Problem details:
From the records below, copy every line that contains the word "expenses".

Excerpted records:

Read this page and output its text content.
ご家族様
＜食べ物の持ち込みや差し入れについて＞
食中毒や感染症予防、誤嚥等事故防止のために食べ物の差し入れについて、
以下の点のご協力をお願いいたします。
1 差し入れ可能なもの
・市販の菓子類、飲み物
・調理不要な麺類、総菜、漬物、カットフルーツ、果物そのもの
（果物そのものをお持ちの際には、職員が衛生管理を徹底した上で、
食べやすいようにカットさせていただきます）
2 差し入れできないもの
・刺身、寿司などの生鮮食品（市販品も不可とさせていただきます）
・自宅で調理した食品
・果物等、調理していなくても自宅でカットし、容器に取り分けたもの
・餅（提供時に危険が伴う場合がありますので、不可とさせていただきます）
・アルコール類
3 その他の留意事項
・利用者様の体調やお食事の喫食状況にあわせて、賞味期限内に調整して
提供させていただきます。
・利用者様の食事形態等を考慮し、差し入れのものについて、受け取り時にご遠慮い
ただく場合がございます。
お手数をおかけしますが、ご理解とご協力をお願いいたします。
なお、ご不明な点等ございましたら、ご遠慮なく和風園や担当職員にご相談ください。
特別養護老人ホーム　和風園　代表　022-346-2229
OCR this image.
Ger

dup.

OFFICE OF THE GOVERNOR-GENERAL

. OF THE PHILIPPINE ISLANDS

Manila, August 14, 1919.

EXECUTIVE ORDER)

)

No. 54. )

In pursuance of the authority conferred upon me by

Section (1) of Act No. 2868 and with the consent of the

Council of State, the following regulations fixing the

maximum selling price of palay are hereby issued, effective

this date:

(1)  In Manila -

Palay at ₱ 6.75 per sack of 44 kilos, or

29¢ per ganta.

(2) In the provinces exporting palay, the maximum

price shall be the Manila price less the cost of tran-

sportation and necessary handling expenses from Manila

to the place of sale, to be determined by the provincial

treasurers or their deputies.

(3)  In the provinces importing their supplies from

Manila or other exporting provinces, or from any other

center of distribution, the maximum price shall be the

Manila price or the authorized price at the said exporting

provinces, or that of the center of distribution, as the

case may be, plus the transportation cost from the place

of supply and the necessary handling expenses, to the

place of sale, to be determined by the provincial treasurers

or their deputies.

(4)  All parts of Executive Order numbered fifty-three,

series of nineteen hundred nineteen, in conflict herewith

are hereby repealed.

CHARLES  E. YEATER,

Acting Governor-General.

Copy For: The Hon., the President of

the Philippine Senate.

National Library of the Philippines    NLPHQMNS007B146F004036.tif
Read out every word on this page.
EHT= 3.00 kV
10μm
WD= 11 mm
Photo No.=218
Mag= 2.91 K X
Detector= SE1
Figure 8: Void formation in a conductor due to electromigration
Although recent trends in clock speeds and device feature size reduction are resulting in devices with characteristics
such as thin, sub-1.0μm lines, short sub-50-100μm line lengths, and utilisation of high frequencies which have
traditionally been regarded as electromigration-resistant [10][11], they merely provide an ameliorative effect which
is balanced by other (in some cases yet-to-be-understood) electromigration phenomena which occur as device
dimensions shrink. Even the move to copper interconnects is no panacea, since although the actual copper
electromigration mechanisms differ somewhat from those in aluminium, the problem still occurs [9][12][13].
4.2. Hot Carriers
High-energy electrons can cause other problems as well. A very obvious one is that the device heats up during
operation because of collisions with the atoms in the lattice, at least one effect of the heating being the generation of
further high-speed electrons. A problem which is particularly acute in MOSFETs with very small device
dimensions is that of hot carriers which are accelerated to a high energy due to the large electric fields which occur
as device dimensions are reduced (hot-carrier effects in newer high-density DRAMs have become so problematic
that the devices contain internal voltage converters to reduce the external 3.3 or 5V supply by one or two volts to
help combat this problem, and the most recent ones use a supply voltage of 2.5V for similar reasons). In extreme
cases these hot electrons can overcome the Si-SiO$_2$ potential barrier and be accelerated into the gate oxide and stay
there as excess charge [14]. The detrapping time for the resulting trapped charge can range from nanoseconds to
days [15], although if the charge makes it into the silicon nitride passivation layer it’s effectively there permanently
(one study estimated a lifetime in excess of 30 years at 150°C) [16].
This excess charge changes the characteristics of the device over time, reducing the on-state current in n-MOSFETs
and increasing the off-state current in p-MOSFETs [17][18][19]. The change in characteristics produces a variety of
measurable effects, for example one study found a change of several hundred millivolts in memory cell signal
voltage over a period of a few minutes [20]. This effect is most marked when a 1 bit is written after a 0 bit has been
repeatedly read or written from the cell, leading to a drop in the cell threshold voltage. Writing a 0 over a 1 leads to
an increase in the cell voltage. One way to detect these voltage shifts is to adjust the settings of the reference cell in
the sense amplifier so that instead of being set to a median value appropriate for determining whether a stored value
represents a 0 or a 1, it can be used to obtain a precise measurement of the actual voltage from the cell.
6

Correct answer:
sportation and necessary handling expenses from Manila
of supply and the necessary handling expenses, to the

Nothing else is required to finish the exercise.